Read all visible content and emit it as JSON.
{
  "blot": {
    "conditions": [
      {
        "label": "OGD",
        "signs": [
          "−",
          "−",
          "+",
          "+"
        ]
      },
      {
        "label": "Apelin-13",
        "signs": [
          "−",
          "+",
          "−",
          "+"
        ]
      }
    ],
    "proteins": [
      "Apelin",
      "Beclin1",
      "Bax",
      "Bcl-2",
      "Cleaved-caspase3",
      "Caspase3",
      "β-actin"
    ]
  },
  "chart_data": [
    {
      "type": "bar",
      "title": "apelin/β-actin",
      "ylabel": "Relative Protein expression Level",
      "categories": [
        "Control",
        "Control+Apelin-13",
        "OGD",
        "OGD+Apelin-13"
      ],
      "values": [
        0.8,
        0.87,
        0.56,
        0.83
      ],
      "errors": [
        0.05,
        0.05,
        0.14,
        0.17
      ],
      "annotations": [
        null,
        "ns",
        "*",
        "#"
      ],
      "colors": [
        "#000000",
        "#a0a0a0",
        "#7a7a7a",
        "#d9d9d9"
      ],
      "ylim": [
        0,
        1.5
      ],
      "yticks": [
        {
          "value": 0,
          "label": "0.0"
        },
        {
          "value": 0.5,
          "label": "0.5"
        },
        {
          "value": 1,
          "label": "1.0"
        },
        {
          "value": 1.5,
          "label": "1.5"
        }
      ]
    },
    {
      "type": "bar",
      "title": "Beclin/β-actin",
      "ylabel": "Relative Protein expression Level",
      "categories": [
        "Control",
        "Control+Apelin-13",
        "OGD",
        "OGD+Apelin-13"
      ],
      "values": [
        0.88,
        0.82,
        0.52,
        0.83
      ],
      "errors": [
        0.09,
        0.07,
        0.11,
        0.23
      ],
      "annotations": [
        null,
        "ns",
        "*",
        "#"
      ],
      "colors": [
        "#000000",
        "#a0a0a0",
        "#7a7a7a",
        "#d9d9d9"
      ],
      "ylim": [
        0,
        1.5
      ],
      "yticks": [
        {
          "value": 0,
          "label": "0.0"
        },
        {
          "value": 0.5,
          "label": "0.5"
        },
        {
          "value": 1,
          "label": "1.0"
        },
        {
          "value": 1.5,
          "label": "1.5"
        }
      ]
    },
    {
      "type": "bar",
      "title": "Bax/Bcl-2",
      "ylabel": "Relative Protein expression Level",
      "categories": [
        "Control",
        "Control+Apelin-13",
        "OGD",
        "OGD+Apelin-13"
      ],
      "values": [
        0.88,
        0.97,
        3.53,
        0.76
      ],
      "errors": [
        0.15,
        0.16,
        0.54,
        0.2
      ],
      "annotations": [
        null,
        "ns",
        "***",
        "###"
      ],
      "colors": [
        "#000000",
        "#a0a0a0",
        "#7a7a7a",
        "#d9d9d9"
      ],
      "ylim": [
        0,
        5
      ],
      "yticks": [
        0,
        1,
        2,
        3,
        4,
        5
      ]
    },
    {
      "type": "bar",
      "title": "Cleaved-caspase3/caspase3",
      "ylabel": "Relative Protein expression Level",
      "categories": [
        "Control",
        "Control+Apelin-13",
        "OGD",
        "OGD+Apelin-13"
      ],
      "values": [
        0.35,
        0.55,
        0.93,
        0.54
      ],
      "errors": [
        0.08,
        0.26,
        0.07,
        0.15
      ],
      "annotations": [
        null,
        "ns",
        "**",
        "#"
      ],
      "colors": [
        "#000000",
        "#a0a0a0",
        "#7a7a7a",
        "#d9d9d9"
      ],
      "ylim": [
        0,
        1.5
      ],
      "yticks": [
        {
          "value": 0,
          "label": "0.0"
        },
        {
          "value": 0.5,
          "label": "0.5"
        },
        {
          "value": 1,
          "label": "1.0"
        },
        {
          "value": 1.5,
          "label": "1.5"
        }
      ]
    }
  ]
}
----------------
## EXERCISE GOAL
Output the entire listing exactly, including each line.

## ANSWER TO THIS TASK
Read all visible content and emit it as JSON.
{
  "blot": {
    "conditions": [
      {
        "label": "OGD",
        "signs": [
          "−",
          "−",
          "+",
          "+"
        ]
      },
      {
        "label": "Apelin-13",
        "signs": [
          "−",
          "+",
          "−",
          "+"
        ]
      }
    ],
    "proteins": [
      "Apelin",
      "Beclin1",
      "Bax",
      "Bcl-2",
      "Cleaved-caspase3",
      "Caspase3",
      "β-actin"
    ]
  },
  "chart_data": [
    {
      "type": "bar",
      "title": "apelin/β-actin",
      "ylabel": "Relative Protein expression Level",
      "categories": [
        "Control",
        "Control+Apelin-13",
        "OGD",
        "OGD+Apelin-13"
      ],
      "values": [
        0.8,
        0.87,
        0.56,
        0.83
      ],
      "errors": [
        0.05,
        0.05,
        0.14,
        0.17
      ],
      "annotations": [
        null,
        "ns",
        "*",
        "#"
      ],
      "colors": [
        "#000000",
        "#a0a0a0",
        "#7a7a7a",
        "#d9d9d9"
      ],
      "ylim": [
        0,
        1.5
      ],
      "yticks": [
        {
          "value": 0,
          "label": "0.0"
        },
        {
          "value": 0.5,
          "label": "0.5"
        },
        {
          "value": 1,
          "label": "1.0"
        },
        {
          "value": 1.5,
          "label": "1.5"
        }
      ]
    },
    {
      "type": "bar",
      "title": "Beclin/β-actin",
      "ylabel": "Relative Protein expression Level",
      "categories": [
        "Control",
        "Control+Apelin-13",
        "OGD",
        "OGD+Apelin-13"
      ],
      "values": [
        0.88,
        0.82,
        0.52,
        0.83
      ],
      "errors": [
        0.09,
        0.07,
        0.11,
        0.23
      ],
      "annotations": [
        null,
        "ns",
        "*",
        "#"
      ],
      "colors": [
        "#000000",
        "#a0a0a0",
        "#7a7a7a",
        "#d9d9d9"
      ],
      "ylim": [
        0,
        1.5
      ],
      "yticks": [
        {
          "value": 0,
          "label": "0.0"
        },
        {
          "value": 0.5,
          "label": "0.5"
        },
        {
          "value": 1,
          "label": "1.0"
        },
        {
          "value": 1.5,
          "label": "1.5"
        }
      ]
    },
    {
      "type": "bar",
      "title": "Bax/Bcl-2",
      "ylabel": "Relative Protein expression Level",
      "categories": [
        "Control",
        "Control+Apelin-13",
        "OGD",
        "OGD+Apelin-13"
      ],
      "values": [
        0.88,
        0.97,
        3.53,
        0.76
      ],
      "errors": [
        0.15,
        0.16,
        0.54,
        0.2
      ],
      "annotations": [
        null,
        "ns",
        "***",
        "###"
      ],
      "colors": [
        "#000000",
        "#a0a0a0",
        "#7a7a7a",
        "#d9d9d9"
      ],
      "ylim": [
        0,
        5
      ],
      "yticks": [
        0,
        1,
        2,
        3,
        4,
        5
      ]
    },
    {
      "type": "bar",
      "title": "Cleaved-caspase3/caspase3",
      "ylabel": "Relative Protein expression Level",
      "categories": [
        "Control",
        "Control+Apelin-13",
        "OGD",
        "OGD+Apelin-13"
      ],
      "values": [
        0.35,
        0.55,
        0.93,
        0.54
      ],
      "errors": [
        0.08,
        0.26,
        0.07,
        0.15
      ],
      "annotations": [
        null,
        "ns",
        "**",
        "#"
      ],
      "colors": [
        "#000000",
        "#a0a0a0",
        "#7a7a7a",
        "#d9d9d9"
      ],
      "ylim": [
        0,
        1.5
      ],
      "yticks": [
        {
          "value": 0,
          "label": "0.0"
        },
        {
          "value": 0.5,
          "label": "0.5"
        },
        {
          "value": 1,
          "label": "1.0"
        },
        {
          "value": 1.5,
          "label": "1.5"
        }
      ]
    }
  ]
}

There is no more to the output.